Zalgoth tries to strike the fleeing Deva but misses wildly. Quick to recover Zalgoth quickly sends a sheet of flames in the from of a wall of screaming skulls towards where the Deva last went invisible and is dripping blood. But the fact that a brief outline parts the fire, Zalgoth knows the creatures resistance overcame his spell.

----------


## Watcher

The deva's scream is nearly lost under the screams of Zalgoth's spell. There's a thud and a thicker splatter of blood. The hallway falls silent, allowing the faint echoes of activity to filter in from even further north.

*Spoiler: OOC*
Show

Combat rounds are over. The deva is unconscious and dying but still invisible. The barbed devil is unconscious and dying. The other two devas are dead. They technically have loot, but there's nothing you could use immediately, so let's handwave it.

You can heal to full with the Disjoiner of Fate in this lull.

----------


## Athaleon

*+++ They have taken the captives. These ones are special somehow. +++*

Taker took off down the hallway to the north, weapon readied, moving through the floor like a crocodile with his eyes just above the surface.

▸ **Short exercise**: Reproduce the fantasy battle thread above in full, word for word, with nothing changed.

Spatial layout entries
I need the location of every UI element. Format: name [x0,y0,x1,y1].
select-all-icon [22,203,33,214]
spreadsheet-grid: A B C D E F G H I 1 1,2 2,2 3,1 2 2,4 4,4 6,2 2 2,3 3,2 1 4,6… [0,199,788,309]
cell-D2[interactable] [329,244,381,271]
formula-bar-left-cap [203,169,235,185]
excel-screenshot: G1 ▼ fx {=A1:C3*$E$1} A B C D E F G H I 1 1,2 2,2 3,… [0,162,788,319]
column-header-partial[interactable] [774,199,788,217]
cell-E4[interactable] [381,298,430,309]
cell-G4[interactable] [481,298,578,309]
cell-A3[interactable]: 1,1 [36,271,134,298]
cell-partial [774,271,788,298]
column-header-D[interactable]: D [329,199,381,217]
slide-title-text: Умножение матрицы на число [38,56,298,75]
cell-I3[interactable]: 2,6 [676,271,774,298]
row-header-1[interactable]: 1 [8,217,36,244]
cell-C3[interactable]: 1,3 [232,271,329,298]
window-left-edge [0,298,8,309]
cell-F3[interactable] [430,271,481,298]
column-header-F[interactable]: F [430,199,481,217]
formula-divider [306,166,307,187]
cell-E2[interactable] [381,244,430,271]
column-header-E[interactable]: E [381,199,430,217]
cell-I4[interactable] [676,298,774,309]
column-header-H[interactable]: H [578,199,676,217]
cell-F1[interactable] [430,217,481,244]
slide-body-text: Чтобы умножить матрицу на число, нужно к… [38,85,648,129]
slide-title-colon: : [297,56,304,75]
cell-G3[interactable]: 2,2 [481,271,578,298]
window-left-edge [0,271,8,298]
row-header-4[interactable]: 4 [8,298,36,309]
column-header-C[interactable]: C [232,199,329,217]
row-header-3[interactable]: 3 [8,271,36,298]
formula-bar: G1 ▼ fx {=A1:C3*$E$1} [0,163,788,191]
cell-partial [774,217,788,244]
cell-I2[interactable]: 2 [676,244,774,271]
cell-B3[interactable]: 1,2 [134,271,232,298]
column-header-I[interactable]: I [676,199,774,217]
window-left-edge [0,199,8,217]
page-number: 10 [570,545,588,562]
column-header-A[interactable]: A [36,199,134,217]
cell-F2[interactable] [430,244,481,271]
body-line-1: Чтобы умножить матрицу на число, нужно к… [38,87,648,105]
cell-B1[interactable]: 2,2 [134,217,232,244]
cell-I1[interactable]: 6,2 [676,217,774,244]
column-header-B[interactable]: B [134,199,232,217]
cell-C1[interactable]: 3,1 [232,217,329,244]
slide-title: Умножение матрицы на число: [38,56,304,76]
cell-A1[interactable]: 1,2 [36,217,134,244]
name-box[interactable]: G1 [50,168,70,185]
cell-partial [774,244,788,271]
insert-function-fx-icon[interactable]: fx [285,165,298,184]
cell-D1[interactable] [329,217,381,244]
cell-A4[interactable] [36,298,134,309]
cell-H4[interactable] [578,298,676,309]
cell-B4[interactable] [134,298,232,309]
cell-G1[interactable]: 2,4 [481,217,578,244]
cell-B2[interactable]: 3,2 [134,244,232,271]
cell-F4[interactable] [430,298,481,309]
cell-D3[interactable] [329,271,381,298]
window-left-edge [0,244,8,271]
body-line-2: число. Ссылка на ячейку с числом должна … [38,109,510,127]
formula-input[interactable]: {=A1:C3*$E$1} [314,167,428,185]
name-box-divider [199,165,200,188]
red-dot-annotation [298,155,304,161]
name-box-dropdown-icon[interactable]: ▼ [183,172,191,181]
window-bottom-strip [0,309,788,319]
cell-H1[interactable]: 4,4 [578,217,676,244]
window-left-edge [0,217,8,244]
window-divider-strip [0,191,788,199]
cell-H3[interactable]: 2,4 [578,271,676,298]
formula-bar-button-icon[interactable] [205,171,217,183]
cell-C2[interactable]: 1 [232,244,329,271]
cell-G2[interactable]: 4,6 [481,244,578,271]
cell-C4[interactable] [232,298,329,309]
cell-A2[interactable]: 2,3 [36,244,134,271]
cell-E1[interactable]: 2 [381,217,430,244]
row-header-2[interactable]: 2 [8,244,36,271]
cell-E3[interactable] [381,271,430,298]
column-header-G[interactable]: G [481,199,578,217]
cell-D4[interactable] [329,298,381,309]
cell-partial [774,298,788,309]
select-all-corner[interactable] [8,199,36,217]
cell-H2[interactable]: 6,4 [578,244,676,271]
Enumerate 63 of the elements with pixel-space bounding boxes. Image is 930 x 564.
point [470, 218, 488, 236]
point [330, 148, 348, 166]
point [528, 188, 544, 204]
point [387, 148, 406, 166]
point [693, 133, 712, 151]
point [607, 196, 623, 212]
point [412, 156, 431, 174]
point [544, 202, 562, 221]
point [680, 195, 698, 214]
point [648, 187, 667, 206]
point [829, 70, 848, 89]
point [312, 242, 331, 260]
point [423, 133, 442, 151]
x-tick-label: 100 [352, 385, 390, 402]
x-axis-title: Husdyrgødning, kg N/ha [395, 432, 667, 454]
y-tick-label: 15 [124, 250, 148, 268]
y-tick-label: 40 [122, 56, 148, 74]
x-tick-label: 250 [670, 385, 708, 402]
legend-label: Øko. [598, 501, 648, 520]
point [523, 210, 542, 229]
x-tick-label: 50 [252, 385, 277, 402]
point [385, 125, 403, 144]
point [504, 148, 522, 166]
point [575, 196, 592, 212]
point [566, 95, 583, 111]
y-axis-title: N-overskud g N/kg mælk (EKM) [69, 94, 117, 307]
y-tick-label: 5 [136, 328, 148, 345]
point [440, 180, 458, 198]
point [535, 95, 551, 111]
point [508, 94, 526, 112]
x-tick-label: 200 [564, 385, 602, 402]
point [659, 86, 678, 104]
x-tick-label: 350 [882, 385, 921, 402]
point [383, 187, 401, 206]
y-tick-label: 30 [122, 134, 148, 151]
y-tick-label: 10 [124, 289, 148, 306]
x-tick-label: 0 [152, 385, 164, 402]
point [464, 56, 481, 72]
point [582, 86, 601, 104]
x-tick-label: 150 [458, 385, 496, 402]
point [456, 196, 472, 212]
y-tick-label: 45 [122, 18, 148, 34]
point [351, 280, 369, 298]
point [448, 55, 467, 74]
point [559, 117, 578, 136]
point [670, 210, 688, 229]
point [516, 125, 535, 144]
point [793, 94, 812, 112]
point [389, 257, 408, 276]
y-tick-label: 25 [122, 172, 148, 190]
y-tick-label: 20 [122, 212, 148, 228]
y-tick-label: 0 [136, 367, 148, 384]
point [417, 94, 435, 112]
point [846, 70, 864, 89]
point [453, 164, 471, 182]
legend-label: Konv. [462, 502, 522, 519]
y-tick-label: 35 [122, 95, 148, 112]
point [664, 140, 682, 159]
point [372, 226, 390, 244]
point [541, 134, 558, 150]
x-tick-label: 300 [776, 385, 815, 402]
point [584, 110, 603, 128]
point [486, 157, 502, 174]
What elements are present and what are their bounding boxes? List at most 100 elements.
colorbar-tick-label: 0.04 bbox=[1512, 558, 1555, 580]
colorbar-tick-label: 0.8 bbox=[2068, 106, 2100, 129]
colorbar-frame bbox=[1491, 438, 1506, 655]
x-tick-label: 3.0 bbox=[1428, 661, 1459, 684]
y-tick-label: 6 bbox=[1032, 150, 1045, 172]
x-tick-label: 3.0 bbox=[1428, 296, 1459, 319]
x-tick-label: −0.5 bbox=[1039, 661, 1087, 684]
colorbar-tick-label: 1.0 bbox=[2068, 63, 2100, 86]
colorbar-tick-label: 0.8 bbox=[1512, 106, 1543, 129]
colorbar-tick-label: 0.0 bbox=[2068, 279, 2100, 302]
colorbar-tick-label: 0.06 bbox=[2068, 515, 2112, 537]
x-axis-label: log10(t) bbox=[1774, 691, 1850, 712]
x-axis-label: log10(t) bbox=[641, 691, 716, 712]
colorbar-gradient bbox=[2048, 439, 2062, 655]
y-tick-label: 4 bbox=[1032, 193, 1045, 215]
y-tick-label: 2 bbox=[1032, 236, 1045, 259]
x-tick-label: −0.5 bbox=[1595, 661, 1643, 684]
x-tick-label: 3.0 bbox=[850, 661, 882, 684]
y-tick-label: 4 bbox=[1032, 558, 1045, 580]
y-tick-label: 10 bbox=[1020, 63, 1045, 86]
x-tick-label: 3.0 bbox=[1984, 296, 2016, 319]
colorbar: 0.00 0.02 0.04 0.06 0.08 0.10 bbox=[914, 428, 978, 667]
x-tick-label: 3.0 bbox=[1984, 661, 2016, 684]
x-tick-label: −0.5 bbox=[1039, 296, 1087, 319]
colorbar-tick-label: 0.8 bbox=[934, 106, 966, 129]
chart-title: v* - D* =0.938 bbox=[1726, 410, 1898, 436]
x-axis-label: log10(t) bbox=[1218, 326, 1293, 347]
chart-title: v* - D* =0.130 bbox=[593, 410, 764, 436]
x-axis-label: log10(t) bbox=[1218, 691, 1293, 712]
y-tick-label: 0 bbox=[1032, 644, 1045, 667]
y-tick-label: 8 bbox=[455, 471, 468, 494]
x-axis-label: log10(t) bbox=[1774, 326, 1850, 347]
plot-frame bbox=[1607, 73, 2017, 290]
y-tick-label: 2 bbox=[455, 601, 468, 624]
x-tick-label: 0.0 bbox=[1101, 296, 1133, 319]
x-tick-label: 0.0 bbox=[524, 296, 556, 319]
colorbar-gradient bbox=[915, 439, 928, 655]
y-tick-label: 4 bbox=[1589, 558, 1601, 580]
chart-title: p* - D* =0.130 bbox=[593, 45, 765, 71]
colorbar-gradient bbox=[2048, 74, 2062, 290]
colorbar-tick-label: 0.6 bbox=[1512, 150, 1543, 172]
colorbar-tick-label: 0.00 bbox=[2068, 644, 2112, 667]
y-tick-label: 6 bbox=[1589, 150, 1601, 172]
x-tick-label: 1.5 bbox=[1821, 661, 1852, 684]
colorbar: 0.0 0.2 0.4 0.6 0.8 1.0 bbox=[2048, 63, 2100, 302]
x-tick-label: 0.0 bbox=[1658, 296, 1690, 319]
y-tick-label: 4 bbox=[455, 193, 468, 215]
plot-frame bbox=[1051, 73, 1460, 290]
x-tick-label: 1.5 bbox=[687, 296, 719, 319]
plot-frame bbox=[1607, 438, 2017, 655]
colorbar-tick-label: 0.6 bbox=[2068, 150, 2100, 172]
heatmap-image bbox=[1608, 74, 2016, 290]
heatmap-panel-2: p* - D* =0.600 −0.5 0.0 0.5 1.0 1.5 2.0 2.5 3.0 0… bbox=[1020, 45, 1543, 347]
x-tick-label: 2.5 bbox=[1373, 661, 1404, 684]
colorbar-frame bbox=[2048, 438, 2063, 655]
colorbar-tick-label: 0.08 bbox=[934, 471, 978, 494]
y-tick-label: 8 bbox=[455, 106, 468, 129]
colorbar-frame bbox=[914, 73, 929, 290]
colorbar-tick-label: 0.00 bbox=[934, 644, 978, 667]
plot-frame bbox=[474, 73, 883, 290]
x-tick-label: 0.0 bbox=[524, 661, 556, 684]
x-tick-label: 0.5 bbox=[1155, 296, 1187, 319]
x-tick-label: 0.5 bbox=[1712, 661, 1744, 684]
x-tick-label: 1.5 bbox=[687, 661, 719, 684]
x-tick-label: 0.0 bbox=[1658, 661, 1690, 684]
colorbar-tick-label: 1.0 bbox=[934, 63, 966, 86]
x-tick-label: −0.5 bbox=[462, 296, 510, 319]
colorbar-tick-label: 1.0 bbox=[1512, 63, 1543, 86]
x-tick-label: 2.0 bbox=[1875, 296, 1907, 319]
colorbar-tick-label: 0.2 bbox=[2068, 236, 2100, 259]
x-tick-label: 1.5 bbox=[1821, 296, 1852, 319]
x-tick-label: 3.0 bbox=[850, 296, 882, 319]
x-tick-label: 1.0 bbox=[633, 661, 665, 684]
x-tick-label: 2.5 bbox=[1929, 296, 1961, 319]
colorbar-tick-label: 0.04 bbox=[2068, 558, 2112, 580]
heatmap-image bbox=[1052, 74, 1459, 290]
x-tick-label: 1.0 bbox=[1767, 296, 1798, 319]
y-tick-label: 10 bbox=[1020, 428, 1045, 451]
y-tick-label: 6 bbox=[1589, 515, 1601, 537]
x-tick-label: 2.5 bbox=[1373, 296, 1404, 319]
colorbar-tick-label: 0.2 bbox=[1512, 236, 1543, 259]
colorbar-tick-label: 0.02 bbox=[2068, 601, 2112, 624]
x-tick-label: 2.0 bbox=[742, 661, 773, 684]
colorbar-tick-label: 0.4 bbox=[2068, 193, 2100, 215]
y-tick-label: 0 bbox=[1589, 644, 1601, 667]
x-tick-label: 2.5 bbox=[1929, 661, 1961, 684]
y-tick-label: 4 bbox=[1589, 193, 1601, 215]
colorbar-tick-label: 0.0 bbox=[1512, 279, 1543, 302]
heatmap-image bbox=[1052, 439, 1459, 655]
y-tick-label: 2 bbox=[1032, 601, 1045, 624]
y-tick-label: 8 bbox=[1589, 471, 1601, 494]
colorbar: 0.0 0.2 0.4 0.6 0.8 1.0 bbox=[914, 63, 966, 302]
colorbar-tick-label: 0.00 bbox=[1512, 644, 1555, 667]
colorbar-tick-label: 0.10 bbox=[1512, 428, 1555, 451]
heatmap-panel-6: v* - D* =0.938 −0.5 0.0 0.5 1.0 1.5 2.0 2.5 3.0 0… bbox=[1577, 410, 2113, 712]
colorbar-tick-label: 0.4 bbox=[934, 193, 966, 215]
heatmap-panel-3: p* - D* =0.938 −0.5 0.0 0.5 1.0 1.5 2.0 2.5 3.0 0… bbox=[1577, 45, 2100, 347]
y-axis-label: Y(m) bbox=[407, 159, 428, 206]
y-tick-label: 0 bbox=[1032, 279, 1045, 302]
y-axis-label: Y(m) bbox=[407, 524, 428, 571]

▸ **Output**:
Zalgoth tries to strike the fleeing Deva but misses wildly. Quick to recover Zalgoth quickly sends a sheet of flames in the from of a wall of screaming skulls towards where the Deva last went invisible and is dripping blood. But the fact that a brief outline parts the fire, Zalgoth knows the creatures resistance overcame his spell.

----------


## Watcher

The deva's scream is nearly lost under the screams of Zalgoth's spell. There's a thud and a thicker splatter of blood. The hallway falls silent, allowing the faint echoes of activity to filter in from even further north.

*Spoiler: OOC*
Show

Combat rounds are over. The deva is unconscious and dying but still invisible. The barbed devil is unconscious and dying. The other two devas are dead. They technically have loot, but there's nothing you could use immediately, so let's handwave it.

You can heal to full with the Disjoiner of Fate in this lull.

----------


## Athaleon

*+++ They have taken the captives. These ones are special somehow. +++*

Taker took off down the hallway to the north, weapon readied, moving through the floor like a crocodile with his eyes just above the surface.